→ **What you will do**: Images are excluded; otherwise, output every record exactly.

→ **Stored data**:
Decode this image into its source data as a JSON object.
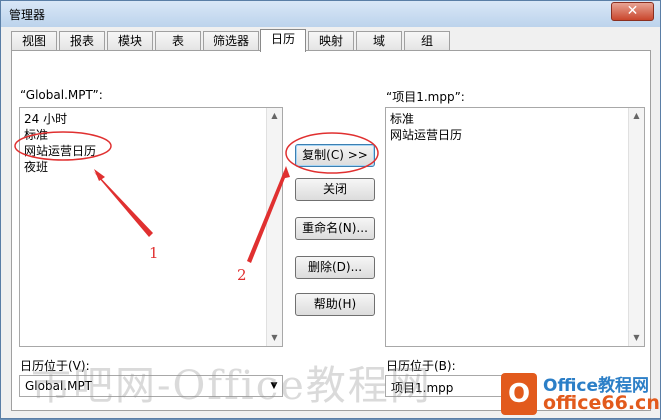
{
  "window": {
    "title": "管理器",
    "close_glyph": "✕"
  },
  "tabs": [
    {
      "label": "视图"
    },
    {
      "label": "报表"
    },
    {
      "label": "模块"
    },
    {
      "label": "表"
    },
    {
      "label": "筛选器"
    },
    {
      "label": "日历",
      "active": true
    },
    {
      "label": "映射"
    },
    {
      "label": "域"
    },
    {
      "label": "组"
    }
  ],
  "left_list": {
    "header": "“Global.MPT”:",
    "items": [
      "24 小时",
      "标准",
      "网站运营日历",
      "夜班"
    ]
  },
  "right_list": {
    "header": "“项目1.mpp”:",
    "items": [
      "标准",
      "网站运营日历"
    ]
  },
  "buttons": {
    "copy": "复制(C) >>",
    "close": "关闭",
    "rename": "重命名(N)...",
    "delete": "删除(D)...",
    "help": "帮助(H)"
  },
  "bottom": {
    "left_label": "日历位于(V):",
    "left_value": "Global.MPT",
    "right_label": "日历位于(B):",
    "right_value": "项目1.mpp"
  },
  "annotations": {
    "one": "1",
    "two": "2"
  },
  "watermark": "市吧网-Office教程网",
  "logo": {
    "letter": "O",
    "line1": "Office教程网",
    "line2": "office66.cn"
  },
  "colors": {
    "annotation": "#e03030",
    "logo_orange": "#e25a1c",
    "logo_blue": "#2c7fc7"
  }
}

→ **Solution**:
Decode this image into its source data as a JSON object.
{
  "window": {
    "title": "管理器",
    "close_glyph": "✕"
  },
  "tabs": [
    {
      "label": "视图"
    },
    {
      "label": "报表"
    },
    {
      "label": "模块"
    },
    {
      "label": "表"
    },
    {
      "label": "筛选器"
    },
    {
      "label": "日历",
      "active": true
    },
    {
      "label": "映射"
    },
    {
      "label": "域"
    },
    {
      "label": "组"
    }
  ],
  "left_list": {
    "header": "“Global.MPT”:",
    "items": [
      "24 小时",
      "标准",
      "网站运营日历",
      "夜班"
    ]
  },
  "right_list": {
    "header": "“项目1.mpp”:",
    "items": [
      "标准",
      "网站运营日历"
    ]
  },
  "buttons": {
    "copy": "复制(C) >>",
    "close": "关闭",
    "rename": "重命名(N)...",
    "delete": "删除(D)...",
    "help": "帮助(H)"
  },
  "bottom": {
    "left_label": "日历位于(V):",
    "left_value": "Global.MPT",
    "right_label": "日历位于(B):",
    "right_value": "项目1.mpp"
  },
  "annotations": {
    "one": "1",
    "two": "2"
  },
  "watermark": "市吧网-Office教程网",
  "logo": {
    "letter": "O",
    "line1": "Office教程网",
    "line2": "office66.cn"
  },
  "colors": {
    "annotation": "#e03030",
    "logo_orange": "#e25a1c",
    "logo_blue": "#2c7fc7"
  }
}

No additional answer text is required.